→ **Exercise description**
Below are the records; reproduce all of them exactly but without any images.

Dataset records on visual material
## Start

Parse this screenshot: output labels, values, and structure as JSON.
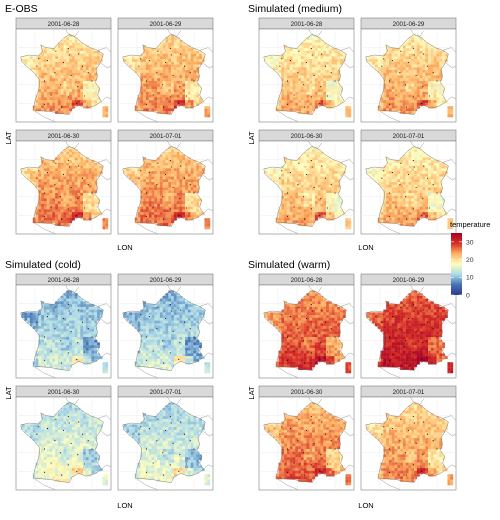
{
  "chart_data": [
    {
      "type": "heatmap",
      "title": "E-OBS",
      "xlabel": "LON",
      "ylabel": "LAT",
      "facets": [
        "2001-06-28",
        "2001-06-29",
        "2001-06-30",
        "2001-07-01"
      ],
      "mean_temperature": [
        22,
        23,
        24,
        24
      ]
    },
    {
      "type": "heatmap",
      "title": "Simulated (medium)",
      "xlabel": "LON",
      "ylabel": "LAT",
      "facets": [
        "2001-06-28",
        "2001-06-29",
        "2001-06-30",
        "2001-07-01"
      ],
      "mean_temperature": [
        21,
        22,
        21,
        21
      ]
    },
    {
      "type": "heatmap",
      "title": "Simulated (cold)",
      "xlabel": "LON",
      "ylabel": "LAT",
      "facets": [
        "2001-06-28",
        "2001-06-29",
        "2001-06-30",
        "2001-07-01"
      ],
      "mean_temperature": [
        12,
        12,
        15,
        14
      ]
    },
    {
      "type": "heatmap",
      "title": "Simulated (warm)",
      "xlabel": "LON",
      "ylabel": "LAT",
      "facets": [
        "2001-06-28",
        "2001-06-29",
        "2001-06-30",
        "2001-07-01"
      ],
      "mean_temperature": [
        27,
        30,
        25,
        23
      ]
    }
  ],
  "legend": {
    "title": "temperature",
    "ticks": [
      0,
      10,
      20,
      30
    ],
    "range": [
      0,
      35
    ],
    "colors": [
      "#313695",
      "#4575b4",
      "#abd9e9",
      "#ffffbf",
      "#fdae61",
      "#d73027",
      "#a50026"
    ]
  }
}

## End

→ **Exercise response**
Parse this screenshot: output labels, values, and structure as JSON.
{
  "chart_data": [
    {
      "type": "heatmap",
      "title": "E-OBS",
      "xlabel": "LON",
      "ylabel": "LAT",
      "facets": [
        "2001-06-28",
        "2001-06-29",
        "2001-06-30",
        "2001-07-01"
      ],
      "mean_temperature": [
        22,
        23,
        24,
        24
      ]
    },
    {
      "type": "heatmap",
      "title": "Simulated (medium)",
      "xlabel": "LON",
      "ylabel": "LAT",
      "facets": [
        "2001-06-28",
        "2001-06-29",
        "2001-06-30",
        "2001-07-01"
      ],
      "mean_temperature": [
        21,
        22,
        21,
        21
      ]
    },
    {
      "type": "heatmap",
      "title": "Simulated (cold)",
      "xlabel": "LON",
      "ylabel": "LAT",
      "facets": [
        "2001-06-28",
        "2001-06-29",
        "2001-06-30",
        "2001-07-01"
      ],
      "mean_temperature": [
        12,
        12,
        15,
        14
      ]
    },
    {
      "type": "heatmap",
      "title": "Simulated (warm)",
      "xlabel": "LON",
      "ylabel": "LAT",
      "facets": [
        "2001-06-28",
        "2001-06-29",
        "2001-06-30",
        "2001-07-01"
      ],
      "mean_temperature": [
        27,
        30,
        25,
        23
      ]
    }
  ],
  "legend": {
    "title": "temperature",
    "ticks": [
      0,
      10,
      20,
      30
    ],
    "range": [
      0,
      35
    ],
    "colors": [
      "#313695",
      "#4575b4",
      "#abd9e9",
      "#ffffbf",
      "#fdae61",
      "#d73027",
      "#a50026"
    ]
  }
}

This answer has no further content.